TASK STATEMENT =
Gather all lines with "Temp" from the records.

======== MATERIAL FOR THIS TASK ========

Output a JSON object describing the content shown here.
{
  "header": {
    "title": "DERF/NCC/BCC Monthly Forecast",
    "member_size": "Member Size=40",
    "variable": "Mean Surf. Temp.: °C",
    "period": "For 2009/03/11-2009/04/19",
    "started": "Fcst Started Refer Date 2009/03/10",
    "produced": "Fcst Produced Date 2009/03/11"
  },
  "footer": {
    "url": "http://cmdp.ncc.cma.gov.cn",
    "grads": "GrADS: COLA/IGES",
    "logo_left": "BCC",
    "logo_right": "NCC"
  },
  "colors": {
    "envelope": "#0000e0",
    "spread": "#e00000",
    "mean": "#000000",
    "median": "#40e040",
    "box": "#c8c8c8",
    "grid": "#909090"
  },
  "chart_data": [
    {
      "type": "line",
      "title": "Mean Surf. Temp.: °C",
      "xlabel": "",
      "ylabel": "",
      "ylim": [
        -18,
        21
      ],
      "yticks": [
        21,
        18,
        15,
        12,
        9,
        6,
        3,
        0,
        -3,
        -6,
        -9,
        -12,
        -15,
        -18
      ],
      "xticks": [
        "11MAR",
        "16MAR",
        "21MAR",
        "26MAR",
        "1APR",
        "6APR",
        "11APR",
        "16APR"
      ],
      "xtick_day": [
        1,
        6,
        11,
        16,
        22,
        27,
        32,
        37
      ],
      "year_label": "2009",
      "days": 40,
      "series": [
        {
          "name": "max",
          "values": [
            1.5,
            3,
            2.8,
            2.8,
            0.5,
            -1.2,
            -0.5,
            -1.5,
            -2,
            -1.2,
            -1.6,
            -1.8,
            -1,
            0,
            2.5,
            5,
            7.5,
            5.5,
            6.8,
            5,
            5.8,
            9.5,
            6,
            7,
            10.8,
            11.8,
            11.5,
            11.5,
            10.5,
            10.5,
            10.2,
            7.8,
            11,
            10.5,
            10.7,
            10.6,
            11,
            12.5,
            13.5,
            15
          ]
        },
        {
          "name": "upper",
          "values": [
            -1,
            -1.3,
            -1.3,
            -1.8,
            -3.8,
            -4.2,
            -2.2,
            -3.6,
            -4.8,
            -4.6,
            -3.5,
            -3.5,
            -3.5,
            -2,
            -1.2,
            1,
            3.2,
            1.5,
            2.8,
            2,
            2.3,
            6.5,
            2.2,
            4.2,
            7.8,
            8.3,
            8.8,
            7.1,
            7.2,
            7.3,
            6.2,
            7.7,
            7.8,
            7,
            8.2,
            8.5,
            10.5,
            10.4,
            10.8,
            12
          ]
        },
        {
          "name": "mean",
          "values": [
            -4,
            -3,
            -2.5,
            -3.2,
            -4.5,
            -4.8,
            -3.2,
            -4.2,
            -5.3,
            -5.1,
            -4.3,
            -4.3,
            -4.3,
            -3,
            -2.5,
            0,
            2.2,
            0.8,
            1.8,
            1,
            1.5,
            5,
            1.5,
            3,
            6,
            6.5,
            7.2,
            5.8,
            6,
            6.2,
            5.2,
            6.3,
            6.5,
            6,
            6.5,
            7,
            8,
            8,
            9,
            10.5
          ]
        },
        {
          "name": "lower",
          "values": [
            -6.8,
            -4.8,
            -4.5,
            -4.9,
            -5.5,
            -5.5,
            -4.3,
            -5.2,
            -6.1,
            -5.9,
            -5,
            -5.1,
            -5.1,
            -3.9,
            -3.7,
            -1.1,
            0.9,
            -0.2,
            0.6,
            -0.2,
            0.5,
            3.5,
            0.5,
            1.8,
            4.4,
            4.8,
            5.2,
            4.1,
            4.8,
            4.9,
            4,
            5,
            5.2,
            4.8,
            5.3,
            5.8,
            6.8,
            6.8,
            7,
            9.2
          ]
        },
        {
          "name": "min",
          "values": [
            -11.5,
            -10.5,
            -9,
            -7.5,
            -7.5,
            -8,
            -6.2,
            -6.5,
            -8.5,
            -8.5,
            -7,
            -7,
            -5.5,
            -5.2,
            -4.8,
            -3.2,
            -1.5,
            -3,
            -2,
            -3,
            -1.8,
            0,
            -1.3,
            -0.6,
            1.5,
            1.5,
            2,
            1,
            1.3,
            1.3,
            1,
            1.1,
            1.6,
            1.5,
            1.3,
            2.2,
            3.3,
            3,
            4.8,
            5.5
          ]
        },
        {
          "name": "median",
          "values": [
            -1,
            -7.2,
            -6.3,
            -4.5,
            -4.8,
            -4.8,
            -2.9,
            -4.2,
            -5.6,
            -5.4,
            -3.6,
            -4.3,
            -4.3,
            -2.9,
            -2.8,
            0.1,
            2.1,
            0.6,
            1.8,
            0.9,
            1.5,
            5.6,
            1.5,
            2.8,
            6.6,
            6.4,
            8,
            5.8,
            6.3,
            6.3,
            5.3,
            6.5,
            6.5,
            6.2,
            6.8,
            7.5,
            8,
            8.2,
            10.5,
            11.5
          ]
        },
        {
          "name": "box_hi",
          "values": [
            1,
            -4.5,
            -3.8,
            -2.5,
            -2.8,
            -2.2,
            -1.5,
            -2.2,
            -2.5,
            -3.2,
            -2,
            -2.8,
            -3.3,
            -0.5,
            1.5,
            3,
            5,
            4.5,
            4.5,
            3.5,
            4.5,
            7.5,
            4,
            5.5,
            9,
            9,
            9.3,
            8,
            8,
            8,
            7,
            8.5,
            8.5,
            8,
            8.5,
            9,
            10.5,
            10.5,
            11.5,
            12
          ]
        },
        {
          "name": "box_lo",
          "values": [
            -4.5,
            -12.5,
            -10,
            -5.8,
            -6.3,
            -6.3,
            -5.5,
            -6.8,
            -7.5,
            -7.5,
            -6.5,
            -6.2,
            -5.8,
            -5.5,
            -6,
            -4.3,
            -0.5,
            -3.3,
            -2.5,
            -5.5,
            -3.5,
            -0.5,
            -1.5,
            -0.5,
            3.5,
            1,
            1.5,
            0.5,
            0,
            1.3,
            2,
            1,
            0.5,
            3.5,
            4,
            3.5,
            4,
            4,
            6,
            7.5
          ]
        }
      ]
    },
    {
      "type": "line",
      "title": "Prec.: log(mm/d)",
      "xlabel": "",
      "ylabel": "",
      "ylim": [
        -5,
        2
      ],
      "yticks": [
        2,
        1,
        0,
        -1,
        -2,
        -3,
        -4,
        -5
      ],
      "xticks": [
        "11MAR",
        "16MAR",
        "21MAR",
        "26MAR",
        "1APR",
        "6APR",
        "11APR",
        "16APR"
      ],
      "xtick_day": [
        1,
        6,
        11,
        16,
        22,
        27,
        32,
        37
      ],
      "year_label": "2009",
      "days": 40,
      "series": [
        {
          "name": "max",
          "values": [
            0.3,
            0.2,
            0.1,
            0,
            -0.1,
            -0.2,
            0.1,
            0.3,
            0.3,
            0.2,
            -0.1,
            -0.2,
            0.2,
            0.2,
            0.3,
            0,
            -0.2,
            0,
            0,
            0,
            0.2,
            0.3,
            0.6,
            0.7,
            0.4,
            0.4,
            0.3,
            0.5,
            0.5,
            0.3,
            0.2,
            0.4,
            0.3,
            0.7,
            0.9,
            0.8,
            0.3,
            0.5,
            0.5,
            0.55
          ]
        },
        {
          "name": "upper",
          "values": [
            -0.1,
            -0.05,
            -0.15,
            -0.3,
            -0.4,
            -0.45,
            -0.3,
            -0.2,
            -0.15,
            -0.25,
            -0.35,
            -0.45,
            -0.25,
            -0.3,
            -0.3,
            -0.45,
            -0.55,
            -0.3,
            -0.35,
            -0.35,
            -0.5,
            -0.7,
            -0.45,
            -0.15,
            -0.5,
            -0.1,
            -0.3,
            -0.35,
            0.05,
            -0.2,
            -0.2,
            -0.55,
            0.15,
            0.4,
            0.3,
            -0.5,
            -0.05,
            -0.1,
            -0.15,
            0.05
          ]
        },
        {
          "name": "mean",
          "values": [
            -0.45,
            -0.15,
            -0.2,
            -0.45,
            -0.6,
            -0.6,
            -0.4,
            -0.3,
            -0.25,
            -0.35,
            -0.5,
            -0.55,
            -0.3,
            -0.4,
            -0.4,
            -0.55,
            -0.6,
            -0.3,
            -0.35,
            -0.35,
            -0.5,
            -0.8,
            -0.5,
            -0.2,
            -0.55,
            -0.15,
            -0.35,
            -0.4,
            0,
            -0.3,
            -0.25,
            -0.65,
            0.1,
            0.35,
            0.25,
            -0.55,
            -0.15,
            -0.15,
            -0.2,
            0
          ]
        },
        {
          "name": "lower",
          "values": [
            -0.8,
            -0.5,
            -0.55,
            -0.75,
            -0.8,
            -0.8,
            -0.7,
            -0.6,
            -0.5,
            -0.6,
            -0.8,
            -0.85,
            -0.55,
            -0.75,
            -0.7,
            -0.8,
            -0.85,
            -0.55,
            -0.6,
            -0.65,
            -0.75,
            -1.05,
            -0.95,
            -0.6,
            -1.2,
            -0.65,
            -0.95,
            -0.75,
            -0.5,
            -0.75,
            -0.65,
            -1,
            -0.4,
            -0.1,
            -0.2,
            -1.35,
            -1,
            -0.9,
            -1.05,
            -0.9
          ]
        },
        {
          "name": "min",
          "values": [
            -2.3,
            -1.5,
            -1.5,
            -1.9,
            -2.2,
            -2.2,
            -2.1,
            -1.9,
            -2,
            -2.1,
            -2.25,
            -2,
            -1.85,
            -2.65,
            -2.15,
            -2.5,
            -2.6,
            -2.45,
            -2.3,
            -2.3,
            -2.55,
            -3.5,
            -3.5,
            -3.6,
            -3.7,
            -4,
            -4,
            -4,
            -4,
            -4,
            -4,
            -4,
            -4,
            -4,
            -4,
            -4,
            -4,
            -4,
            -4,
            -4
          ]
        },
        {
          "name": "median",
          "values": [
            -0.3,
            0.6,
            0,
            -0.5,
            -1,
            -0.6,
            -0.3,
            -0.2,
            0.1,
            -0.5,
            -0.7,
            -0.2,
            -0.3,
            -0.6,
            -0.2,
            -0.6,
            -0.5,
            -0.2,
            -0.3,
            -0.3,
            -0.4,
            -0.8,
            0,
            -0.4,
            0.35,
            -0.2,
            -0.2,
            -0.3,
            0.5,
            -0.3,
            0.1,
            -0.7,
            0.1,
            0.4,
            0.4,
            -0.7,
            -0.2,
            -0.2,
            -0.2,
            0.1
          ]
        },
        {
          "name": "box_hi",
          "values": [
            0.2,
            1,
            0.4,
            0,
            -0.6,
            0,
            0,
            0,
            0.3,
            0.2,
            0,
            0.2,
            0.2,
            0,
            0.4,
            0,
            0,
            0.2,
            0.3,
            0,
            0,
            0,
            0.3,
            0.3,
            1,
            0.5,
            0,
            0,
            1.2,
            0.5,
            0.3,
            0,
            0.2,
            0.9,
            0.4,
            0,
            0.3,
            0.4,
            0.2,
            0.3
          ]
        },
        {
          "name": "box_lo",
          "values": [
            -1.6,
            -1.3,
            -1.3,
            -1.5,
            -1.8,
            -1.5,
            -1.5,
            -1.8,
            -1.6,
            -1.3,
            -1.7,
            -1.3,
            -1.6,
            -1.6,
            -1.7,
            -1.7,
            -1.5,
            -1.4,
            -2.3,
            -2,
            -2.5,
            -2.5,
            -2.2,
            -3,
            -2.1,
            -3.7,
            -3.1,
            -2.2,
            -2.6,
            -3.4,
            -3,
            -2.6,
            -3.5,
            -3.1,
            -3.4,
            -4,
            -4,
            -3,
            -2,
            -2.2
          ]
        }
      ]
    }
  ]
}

========

WORKED SOLUTION =
    "variable": "Mean Surf. Temp.: °C",
      "title": "Mean Surf. Temp.: °C",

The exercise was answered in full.